— Begin Dataset —

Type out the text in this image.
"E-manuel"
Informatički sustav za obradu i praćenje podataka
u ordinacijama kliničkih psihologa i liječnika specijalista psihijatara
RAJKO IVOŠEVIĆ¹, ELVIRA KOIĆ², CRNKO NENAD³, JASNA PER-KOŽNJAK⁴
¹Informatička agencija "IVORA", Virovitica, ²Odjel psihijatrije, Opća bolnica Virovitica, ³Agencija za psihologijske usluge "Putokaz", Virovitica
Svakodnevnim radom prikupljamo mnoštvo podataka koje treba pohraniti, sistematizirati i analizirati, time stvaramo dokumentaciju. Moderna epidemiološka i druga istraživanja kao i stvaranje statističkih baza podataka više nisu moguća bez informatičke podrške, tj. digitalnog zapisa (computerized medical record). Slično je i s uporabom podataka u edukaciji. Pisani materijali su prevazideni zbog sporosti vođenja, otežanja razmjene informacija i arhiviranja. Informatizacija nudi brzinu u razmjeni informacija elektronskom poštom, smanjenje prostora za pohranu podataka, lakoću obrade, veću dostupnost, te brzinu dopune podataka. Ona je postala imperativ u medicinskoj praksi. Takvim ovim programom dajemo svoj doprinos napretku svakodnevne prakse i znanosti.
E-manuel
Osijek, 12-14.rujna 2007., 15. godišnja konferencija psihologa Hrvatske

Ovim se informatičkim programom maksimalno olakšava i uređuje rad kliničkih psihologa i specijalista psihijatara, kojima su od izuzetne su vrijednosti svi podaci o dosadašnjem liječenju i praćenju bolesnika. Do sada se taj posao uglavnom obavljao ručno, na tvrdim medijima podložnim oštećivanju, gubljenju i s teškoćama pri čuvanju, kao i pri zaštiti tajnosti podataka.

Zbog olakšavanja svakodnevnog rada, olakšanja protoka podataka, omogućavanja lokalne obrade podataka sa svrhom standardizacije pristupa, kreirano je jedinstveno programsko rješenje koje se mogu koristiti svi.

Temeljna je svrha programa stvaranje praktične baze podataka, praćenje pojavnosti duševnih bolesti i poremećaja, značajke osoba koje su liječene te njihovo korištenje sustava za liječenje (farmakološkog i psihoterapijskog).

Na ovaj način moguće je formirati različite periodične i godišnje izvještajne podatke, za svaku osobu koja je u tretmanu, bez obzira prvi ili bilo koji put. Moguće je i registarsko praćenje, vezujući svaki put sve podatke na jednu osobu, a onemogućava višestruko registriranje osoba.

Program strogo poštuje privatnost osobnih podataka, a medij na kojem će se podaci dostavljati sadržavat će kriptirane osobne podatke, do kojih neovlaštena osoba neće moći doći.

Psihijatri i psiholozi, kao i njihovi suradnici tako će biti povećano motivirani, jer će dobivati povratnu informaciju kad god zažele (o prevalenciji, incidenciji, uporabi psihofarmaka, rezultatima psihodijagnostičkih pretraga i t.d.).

— End Dataset —

● What you have to do: Read through the data and copy every line where "psihologa" shows up.

● Answer to this task:
u ordinacijama kliničkih psihologa i liječnika specijalista psihijatara
Osijek, 12-14.rujna 2007., 15. godišnja konferencija psihologa Hrvatske
Ovim se informatičkim programom maksimalno olakšava i uređuje rad kliničkih psihologa i specijalista psihijatara, kojima su od izuzetne su vrijednosti svi podaci o dosadašnjem liječenju i praćenju bolesnika. Do sada se taj posao uglavnom obavljao ručno, na tvrdim medijima podložnim oštećivanju, gubljenju i s teškoćama pri čuvanju, kao i pri zaštiti tajnosti podataka.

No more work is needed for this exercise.